WHAT THE EXERCISE ASKS: Count how many lines mention the word "ylabel". Write that number alone.

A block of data
════

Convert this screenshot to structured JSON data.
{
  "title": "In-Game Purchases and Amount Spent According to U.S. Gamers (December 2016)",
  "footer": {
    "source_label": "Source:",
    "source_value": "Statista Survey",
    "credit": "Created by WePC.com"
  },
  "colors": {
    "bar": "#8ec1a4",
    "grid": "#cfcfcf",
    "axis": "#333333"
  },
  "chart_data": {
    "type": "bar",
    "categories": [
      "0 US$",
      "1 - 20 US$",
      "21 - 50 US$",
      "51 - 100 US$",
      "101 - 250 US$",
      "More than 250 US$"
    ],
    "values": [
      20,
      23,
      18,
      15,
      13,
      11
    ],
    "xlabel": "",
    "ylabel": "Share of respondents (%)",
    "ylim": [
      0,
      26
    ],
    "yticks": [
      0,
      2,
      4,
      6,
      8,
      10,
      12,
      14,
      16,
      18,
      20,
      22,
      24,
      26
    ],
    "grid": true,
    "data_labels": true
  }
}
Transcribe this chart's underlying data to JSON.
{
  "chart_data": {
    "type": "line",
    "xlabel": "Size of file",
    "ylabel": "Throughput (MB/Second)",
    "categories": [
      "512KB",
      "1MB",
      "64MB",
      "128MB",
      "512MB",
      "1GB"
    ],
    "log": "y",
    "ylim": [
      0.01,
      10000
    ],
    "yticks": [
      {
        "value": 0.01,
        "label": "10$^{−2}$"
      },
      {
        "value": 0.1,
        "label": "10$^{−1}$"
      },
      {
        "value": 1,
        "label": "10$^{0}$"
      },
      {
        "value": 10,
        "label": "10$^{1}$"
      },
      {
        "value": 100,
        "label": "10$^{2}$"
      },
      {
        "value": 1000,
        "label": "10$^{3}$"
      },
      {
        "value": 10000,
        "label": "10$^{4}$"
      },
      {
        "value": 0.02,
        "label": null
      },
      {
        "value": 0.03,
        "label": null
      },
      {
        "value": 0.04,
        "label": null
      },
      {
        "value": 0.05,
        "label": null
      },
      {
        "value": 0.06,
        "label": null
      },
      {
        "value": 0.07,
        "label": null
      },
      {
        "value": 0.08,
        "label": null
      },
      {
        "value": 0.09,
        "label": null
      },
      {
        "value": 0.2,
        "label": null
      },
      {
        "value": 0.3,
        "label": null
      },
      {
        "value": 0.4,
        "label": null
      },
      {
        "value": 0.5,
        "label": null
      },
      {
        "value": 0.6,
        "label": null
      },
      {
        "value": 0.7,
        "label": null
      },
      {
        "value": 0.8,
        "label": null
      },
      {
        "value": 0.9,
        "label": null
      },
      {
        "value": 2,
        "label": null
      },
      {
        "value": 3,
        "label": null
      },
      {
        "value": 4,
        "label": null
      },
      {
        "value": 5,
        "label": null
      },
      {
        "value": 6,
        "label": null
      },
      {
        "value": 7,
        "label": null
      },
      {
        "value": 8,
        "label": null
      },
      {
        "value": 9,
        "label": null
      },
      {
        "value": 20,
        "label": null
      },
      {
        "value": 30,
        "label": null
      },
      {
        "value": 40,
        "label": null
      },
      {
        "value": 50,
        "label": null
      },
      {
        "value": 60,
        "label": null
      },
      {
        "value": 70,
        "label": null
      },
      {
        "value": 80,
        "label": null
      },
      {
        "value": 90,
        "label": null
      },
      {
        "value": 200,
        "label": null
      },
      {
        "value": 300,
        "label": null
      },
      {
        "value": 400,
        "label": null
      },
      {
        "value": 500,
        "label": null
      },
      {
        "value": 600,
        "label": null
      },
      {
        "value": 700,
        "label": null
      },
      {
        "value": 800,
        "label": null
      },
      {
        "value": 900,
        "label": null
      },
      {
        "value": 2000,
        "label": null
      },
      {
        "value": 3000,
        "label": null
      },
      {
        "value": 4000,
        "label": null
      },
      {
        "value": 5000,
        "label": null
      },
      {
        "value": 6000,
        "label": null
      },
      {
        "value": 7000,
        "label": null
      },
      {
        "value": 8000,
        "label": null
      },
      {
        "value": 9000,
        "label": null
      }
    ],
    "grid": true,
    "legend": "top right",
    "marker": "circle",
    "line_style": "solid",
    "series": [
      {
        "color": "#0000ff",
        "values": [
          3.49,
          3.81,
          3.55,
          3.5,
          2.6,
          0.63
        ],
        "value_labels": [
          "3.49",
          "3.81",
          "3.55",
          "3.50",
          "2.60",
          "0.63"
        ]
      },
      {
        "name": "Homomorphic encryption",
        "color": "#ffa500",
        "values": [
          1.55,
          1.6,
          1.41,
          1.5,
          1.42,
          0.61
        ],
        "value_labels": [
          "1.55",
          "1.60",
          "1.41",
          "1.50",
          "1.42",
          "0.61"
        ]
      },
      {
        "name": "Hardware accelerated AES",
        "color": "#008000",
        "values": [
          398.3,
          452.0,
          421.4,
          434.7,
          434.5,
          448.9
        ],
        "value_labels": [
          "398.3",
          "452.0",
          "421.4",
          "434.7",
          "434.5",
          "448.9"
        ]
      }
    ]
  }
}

════

EXERCISE RESPONSE: 2